*WHAT TO WORK ON*:
Below is a listing to write out in full, exactly as given, without its pictures.

*ENTRIES SHOWN*:
---------------
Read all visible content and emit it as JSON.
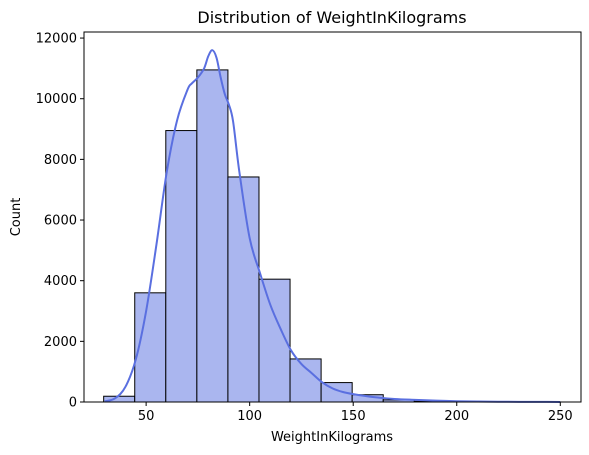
{
  "chart_data": {
    "type": "bar",
    "title": "Distribution of WeightInKilograms",
    "xlabel": "WeightInKilograms",
    "ylabel": "Count",
    "xlim": [
      20,
      260
    ],
    "ylim": [
      0,
      12200
    ],
    "x_ticks": [
      50,
      100,
      150,
      200,
      250
    ],
    "y_ticks": [
      0,
      2000,
      4000,
      6000,
      8000,
      10000,
      12000
    ],
    "bins": [
      {
        "x0": 29.5,
        "x1": 44.5,
        "count": 190
      },
      {
        "x0": 44.5,
        "x1": 59.5,
        "count": 3600
      },
      {
        "x0": 59.5,
        "x1": 74.5,
        "count": 8950
      },
      {
        "x0": 74.5,
        "x1": 89.5,
        "count": 10950
      },
      {
        "x0": 89.5,
        "x1": 104.5,
        "count": 7420
      },
      {
        "x0": 104.5,
        "x1": 119.5,
        "count": 4050
      },
      {
        "x0": 119.5,
        "x1": 134.5,
        "count": 1420
      },
      {
        "x0": 134.5,
        "x1": 149.5,
        "count": 640
      },
      {
        "x0": 149.5,
        "x1": 164.5,
        "count": 240
      },
      {
        "x0": 164.5,
        "x1": 179.5,
        "count": 70
      },
      {
        "x0": 179.5,
        "x1": 194.5,
        "count": 25
      },
      {
        "x0": 194.5,
        "x1": 209.5,
        "count": 10
      },
      {
        "x0": 209.5,
        "x1": 224.5,
        "count": 5
      },
      {
        "x0": 224.5,
        "x1": 239.5,
        "count": 3
      },
      {
        "x0": 239.5,
        "x1": 249.5,
        "count": 2
      }
    ],
    "kde": {
      "x": [
        30,
        35,
        40,
        45,
        50,
        55,
        60,
        65,
        70,
        72,
        75,
        78,
        80,
        82,
        84,
        86,
        88,
        90,
        92,
        95,
        100,
        105,
        110,
        115,
        120,
        125,
        130,
        135,
        140,
        145,
        150,
        160,
        170,
        180,
        190,
        200,
        210,
        220,
        230,
        240,
        250
      ],
      "y": [
        20,
        120,
        500,
        1400,
        3000,
        5200,
        7600,
        9300,
        10300,
        10500,
        10700,
        11000,
        11400,
        11600,
        11350,
        10700,
        10150,
        9800,
        9250,
        7600,
        5400,
        4250,
        3200,
        2400,
        1700,
        1250,
        950,
        650,
        450,
        330,
        260,
        160,
        100,
        70,
        45,
        25,
        15,
        10,
        6,
        4,
        2
      ]
    },
    "colors": {
      "bar_fill": "#aab6ef",
      "bar_edge": "#000000",
      "kde_line": "#5a6fe0"
    }
  }
}
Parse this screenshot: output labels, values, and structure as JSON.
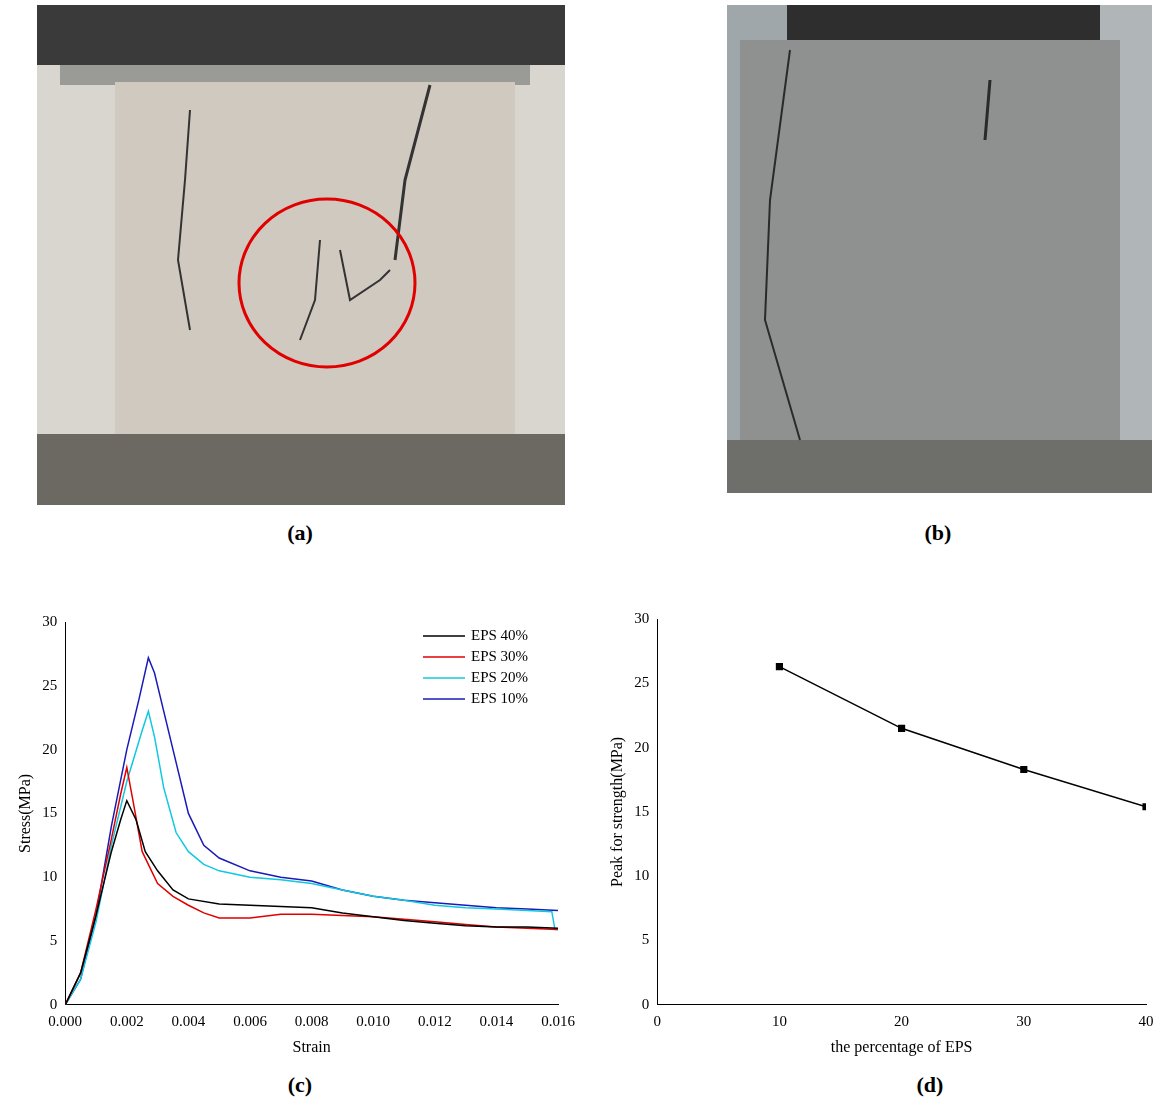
{
  "photos": [
    {
      "caption": "(a)"
    },
    {
      "caption": "(b)"
    }
  ],
  "chart_data": [
    {
      "type": "line",
      "caption": "(c)",
      "x_label": "Strain",
      "y_label": "Stress(MPa)",
      "xlim": [
        0,
        0.016
      ],
      "xticks": [
        {
          "value": 0,
          "label": "0.000"
        },
        0.002,
        0.004,
        0.006,
        0.008,
        {
          "value": 0.01,
          "label": "0.010"
        },
        0.012,
        0.014,
        0.016
      ],
      "ylim": [
        0,
        30
      ],
      "yticks": [
        0,
        5,
        10,
        15,
        20,
        25,
        30
      ],
      "grid": false,
      "legend": "upper right",
      "marker": "none",
      "line_style": "solid",
      "series": [
        {
          "name": "EPS 40%",
          "color": "#000000",
          "x": [
            0,
            0.0005,
            0.001,
            0.0015,
            0.0018,
            0.002,
            0.0023,
            0.0026,
            0.003,
            0.0035,
            0.004,
            0.005,
            0.006,
            0.007,
            0.008,
            0.009,
            0.01,
            0.011,
            0.012,
            0.013,
            0.014,
            0.015,
            0.016
          ],
          "values": [
            0,
            2.5,
            7,
            12,
            14.5,
            16,
            14.5,
            12,
            10.5,
            9,
            8.3,
            7.9,
            7.8,
            7.7,
            7.6,
            7.2,
            6.9,
            6.6,
            6.4,
            6.2,
            6.1,
            6.1,
            6
          ]
        },
        {
          "name": "EPS 30%",
          "color": "#e00000",
          "x": [
            0,
            0.0005,
            0.001,
            0.0015,
            0.0018,
            0.002,
            0.0022,
            0.0025,
            0.003,
            0.0035,
            0.004,
            0.0045,
            0.005,
            0.006,
            0.007,
            0.008,
            0.009,
            0.01,
            0.011,
            0.012,
            0.013,
            0.014,
            0.015,
            0.016
          ],
          "values": [
            0,
            2.5,
            7.5,
            13,
            16.5,
            18.6,
            16,
            12,
            9.5,
            8.5,
            7.8,
            7.2,
            6.8,
            6.8,
            7.1,
            7.1,
            7,
            6.9,
            6.7,
            6.5,
            6.3,
            6.1,
            6,
            5.9
          ]
        },
        {
          "name": "EPS 20%",
          "color": "#10c8e0",
          "x": [
            0,
            0.0005,
            0.001,
            0.0015,
            0.002,
            0.0025,
            0.0027,
            0.0029,
            0.0032,
            0.0036,
            0.004,
            0.0045,
            0.005,
            0.006,
            0.007,
            0.008,
            0.009,
            0.01,
            0.011,
            0.012,
            0.013,
            0.014,
            0.015,
            0.0158,
            0.0159,
            0.016
          ],
          "values": [
            0,
            2,
            6.5,
            12.5,
            17.5,
            21.5,
            23,
            21,
            17,
            13.5,
            12,
            11,
            10.5,
            10,
            9.8,
            9.5,
            9,
            8.5,
            8.2,
            7.8,
            7.6,
            7.5,
            7.4,
            7.3,
            5.9,
            5.9
          ]
        },
        {
          "name": "EPS 10%",
          "color": "#1a1ab8",
          "x": [
            0,
            0.0005,
            0.001,
            0.0015,
            0.002,
            0.0024,
            0.0027,
            0.0029,
            0.0032,
            0.0036,
            0.004,
            0.0045,
            0.005,
            0.006,
            0.007,
            0.008,
            0.009,
            0.01,
            0.011,
            0.012,
            0.013,
            0.014,
            0.015,
            0.016
          ],
          "values": [
            0,
            2,
            7,
            14,
            20,
            24,
            27.2,
            26,
            23,
            19,
            15,
            12.5,
            11.5,
            10.5,
            10,
            9.7,
            9,
            8.5,
            8.2,
            8,
            7.8,
            7.6,
            7.5,
            7.4
          ]
        }
      ]
    },
    {
      "type": "line",
      "caption": "(d)",
      "x_label": "the percentage of EPS",
      "y_label": "Peak for strength(MPa)",
      "xlim": [
        0,
        40
      ],
      "xticks": [
        0,
        10,
        20,
        30,
        40
      ],
      "ylim": [
        0,
        30
      ],
      "yticks": [
        0,
        5,
        10,
        15,
        20,
        25,
        30
      ],
      "grid": false,
      "marker": "square",
      "line_style": "solid",
      "series": [
        {
          "color": "#000000",
          "x": [
            10,
            20,
            30,
            40
          ],
          "values": [
            26.3,
            21.5,
            18.3,
            15.4
          ]
        }
      ]
    }
  ]
}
---------------
*EXPECTED ANSWER*:
Read all visible content and emit it as JSON.
{
  "chart_data": {
    "type": "bar",
    "title": "Distribution of WeightInKilograms",
    "xlabel": "WeightInKilograms",
    "ylabel": "Count",
    "xlim": [
      20,
      260
    ],
    "ylim": [
      0,
      12200
    ],
    "x_ticks": [
      50,
      100,
      150,
      200,
      250
    ],
    "y_ticks": [
      0,
      2000,
      4000,
      6000,
      8000,
      10000,
      12000
    ],
    "bins": [
      {
        "x0": 29.5,
        "x1": 44.5,
        "count": 190
      },
      {
        "x0": 44.5,
        "x1": 59.5,
        "count": 3600
      },
      {
        "x0": 59.5,
        "x1": 74.5,
        "count": 8950
      },
      {
        "x0": 74.5,
        "x1": 89.5,
        "count": 10950
      },
      {
        "x0": 89.5,
        "x1": 104.5,
        "count": 7420
      },
      {
        "x0": 104.5,
        "x1": 119.5,
        "count": 4050
      },
      {
        "x0": 119.5,
        "x1": 134.5,
        "count": 1420
      },
      {
        "x0": 134.5,
        "x1": 149.5,
        "count": 640
      },
      {
        "x0": 149.5,
        "x1": 164.5,
        "count": 240
      },
      {
        "x0": 164.5,
        "x1": 179.5,
        "count": 70
      },
      {
        "x0": 179.5,
        "x1": 194.5,
        "count": 25
      },
      {
        "x0": 194.5,
        "x1": 209.5,
        "count": 10
      },
      {
        "x0": 209.5,
        "x1": 224.5,
        "count": 5
      },
      {
        "x0": 224.5,
        "x1": 239.5,
        "count": 3
      },
      {
        "x0": 239.5,
        "x1": 249.5,
        "count": 2
      }
    ],
    "kde": {
      "x": [
        30,
        35,
        40,
        45,
        50,
        55,
        60,
        65,
        70,
        72,
        75,
        78,
        80,
        82,
        84,
        86,
        88,
        90,
        92,
        95,
        100,
        105,
        110,
        115,
        120,
        125,
        130,
        135,
        140,
        145,
        150,
        160,
        170,
        180,
        190,
        200,
        210,
        220,
        230,
        240,
        250
      ],
      "y": [
        20,
        120,
        500,
        1400,
        3000,
        5200,
        7600,
        9300,
        10300,
        10500,
        10700,
        11000,
        11400,
        11600,
        11350,
        10700,
        10150,
        9800,
        9250,
        7600,
        5400,
        4250,
        3200,
        2400,
        1700,
        1250,
        950,
        650,
        450,
        330,
        260,
        160,
        100,
        70,
        45,
        25,
        15,
        10,
        6,
        4,
        2
      ]
    },
    "colors": {
      "bar_fill": "#aab6ef",
      "bar_edge": "#000000",
      "kde_line": "#5a6fe0"
    }
  }
}
Parse this screenshot: output labels, values, and structure as JSON.
{
  "photos": [
    {
      "caption": "(a)"
    },
    {
      "caption": "(b)"
    }
  ],
  "chart_data": [
    {
      "type": "line",
      "caption": "(c)",
      "x_label": "Strain",
      "y_label": "Stress(MPa)",
      "xlim": [
        0,
        0.016
      ],
      "xticks": [
        {
          "value": 0,
          "label": "0.000"
        },
        0.002,
        0.004,
        0.006,
        0.008,
        {
          "value": 0.01,
          "label": "0.010"
        },
        0.012,
        0.014,
        0.016
      ],
      "ylim": [
        0,
        30
      ],
      "yticks": [
        0,
        5,
        10,
        15,
        20,
        25,
        30
      ],
      "grid": false,
      "legend": "upper right",
      "marker": "none",
      "line_style": "solid",
      "series": [
        {
          "name": "EPS 40%",
          "color": "#000000",
          "x": [
            0,
            0.0005,
            0.001,
            0.0015,
            0.0018,
            0.002,
            0.0023,
            0.0026,
            0.003,
            0.0035,
            0.004,
            0.005,
            0.006,
            0.007,
            0.008,
            0.009,
            0.01,
            0.011,
            0.012,
            0.013,
            0.014,
            0.015,
            0.016
          ],
          "values": [
            0,
            2.5,
            7,
            12,
            14.5,
            16,
            14.5,
            12,
            10.5,
            9,
            8.3,
            7.9,
            7.8,
            7.7,
            7.6,
            7.2,
            6.9,
            6.6,
            6.4,
            6.2,
            6.1,
            6.1,
            6
          ]
        },
        {
          "name": "EPS 30%",
          "color": "#e00000",
          "x": [
            0,
            0.0005,
            0.001,
            0.0015,
            0.0018,
            0.002,
            0.0022,
            0.0025,
            0.003,
            0.0035,
            0.004,
            0.0045,
            0.005,
            0.006,
            0.007,
            0.008,
            0.009,
            0.01,
            0.011,
            0.012,
            0.013,
            0.014,
            0.015,
            0.016
          ],
          "values": [
            0,
            2.5,
            7.5,
            13,
            16.5,
            18.6,
            16,
            12,
            9.5,
            8.5,
            7.8,
            7.2,
            6.8,
            6.8,
            7.1,
            7.1,
            7,
            6.9,
            6.7,
            6.5,
            6.3,
            6.1,
            6,
            5.9
          ]
        },
        {
          "name": "EPS 20%",
          "color": "#10c8e0",
          "x": [
            0,
            0.0005,
            0.001,
            0.0015,
            0.002,
            0.0025,
            0.0027,
            0.0029,
            0.0032,
            0.0036,
            0.004,
            0.0045,
            0.005,
            0.006,
            0.007,
            0.008,
            0.009,
            0.01,
            0.011,
            0.012,
            0.013,
            0.014,
            0.015,
            0.0158,
            0.0159,
            0.016
          ],
          "values": [
            0,
            2,
            6.5,
            12.5,
            17.5,
            21.5,
            23,
            21,
            17,
            13.5,
            12,
            11,
            10.5,
            10,
            9.8,
            9.5,
            9,
            8.5,
            8.2,
            7.8,
            7.6,
            7.5,
            7.4,
            7.3,
            5.9,
            5.9
          ]
        },
        {
          "name": "EPS 10%",
          "color": "#1a1ab8",
          "x": [
            0,
            0.0005,
            0.001,
            0.0015,
            0.002,
            0.0024,
            0.0027,
            0.0029,
            0.0032,
            0.0036,
            0.004,
            0.0045,
            0.005,
            0.006,
            0.007,
            0.008,
            0.009,
            0.01,
            0.011,
            0.012,
            0.013,
            0.014,
            0.015,
            0.016
          ],
          "values": [
            0,
            2,
            7,
            14,
            20,
            24,
            27.2,
            26,
            23,
            19,
            15,
            12.5,
            11.5,
            10.5,
            10,
            9.7,
            9,
            8.5,
            8.2,
            8,
            7.8,
            7.6,
            7.5,
            7.4
          ]
        }
      ]
    },
    {
      "type": "line",
      "caption": "(d)",
      "x_label": "the percentage of EPS",
      "y_label": "Peak for strength(MPa)",
      "xlim": [
        0,
        40
      ],
      "xticks": [
        0,
        10,
        20,
        30,
        40
      ],
      "ylim": [
        0,
        30
      ],
      "yticks": [
        0,
        5,
        10,
        15,
        20,
        25,
        30
      ],
      "grid": false,
      "marker": "square",
      "line_style": "solid",
      "series": [
        {
          "color": "#000000",
          "x": [
            10,
            20,
            30,
            40
          ],
          "values": [
            26.3,
            21.5,
            18.3,
            15.4
          ]
        }
      ]
    }
  ]
}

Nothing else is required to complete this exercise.